### WHAT YOU HAVE TO DO
Output the material exactly, but drop every image it holds.

### RECORDS TO USE
**********
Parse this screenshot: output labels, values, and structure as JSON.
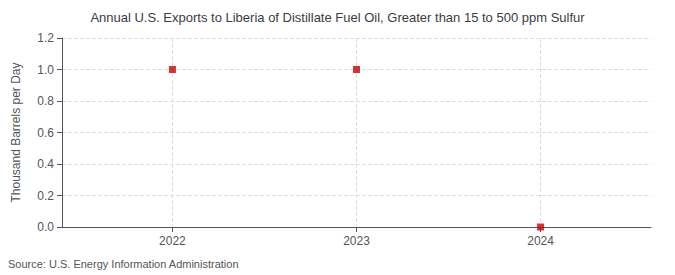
{
  "chart_data": {
    "type": "scatter",
    "title": "Annual U.S. Exports to Liberia of Distillate Fuel Oil, Greater than 15 to 500 ppm Sulfur",
    "ylabel": "Thousand Barrels per Day",
    "source": "Source: U.S. Energy Information Administration",
    "x": [
      2022,
      2023,
      2024
    ],
    "values": [
      1.0,
      1.0,
      0.0
    ],
    "color": "#cc0000",
    "marker": "square",
    "xlim": [
      2021.4,
      2024.6
    ],
    "xticks": [
      2022,
      2023,
      2024
    ],
    "ylim": [
      0.0,
      1.2
    ],
    "yticks": [
      {
        "value": 0.0,
        "label": "0.0"
      },
      0.2,
      0.4,
      0.6,
      0.8,
      {
        "value": 1.0,
        "label": "1.0"
      },
      1.2
    ],
    "grid": true
  }
}
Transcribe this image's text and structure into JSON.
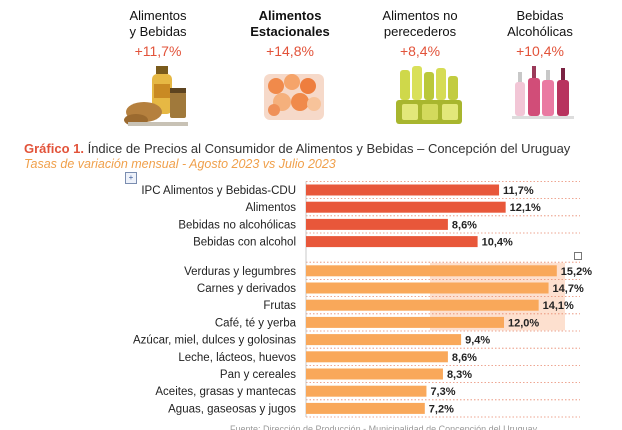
**********
### COMPLETE ANSWER
Parse this screenshot: output labels, values, and structure as JSON.
{
  "chart_data": {
    "type": "scatter",
    "title": "Annual U.S. Exports to Liberia of Distillate Fuel Oil, Greater than 15 to 500 ppm Sulfur",
    "ylabel": "Thousand Barrels per Day",
    "source": "Source: U.S. Energy Information Administration",
    "x": [
      2022,
      2023,
      2024
    ],
    "values": [
      1.0,
      1.0,
      0.0
    ],
    "color": "#cc0000",
    "marker": "square",
    "xlim": [
      2021.4,
      2024.6
    ],
    "xticks": [
      2022,
      2023,
      2024
    ],
    "ylim": [
      0.0,
      1.2
    ],
    "yticks": [
      {
        "value": 0.0,
        "label": "0.0"
      },
      0.2,
      0.4,
      0.6,
      0.8,
      {
        "value": 1.0,
        "label": "1.0"
      },
      1.2
    ],
    "grid": true
  }
}
Transcribe this image's text and structure into JSON.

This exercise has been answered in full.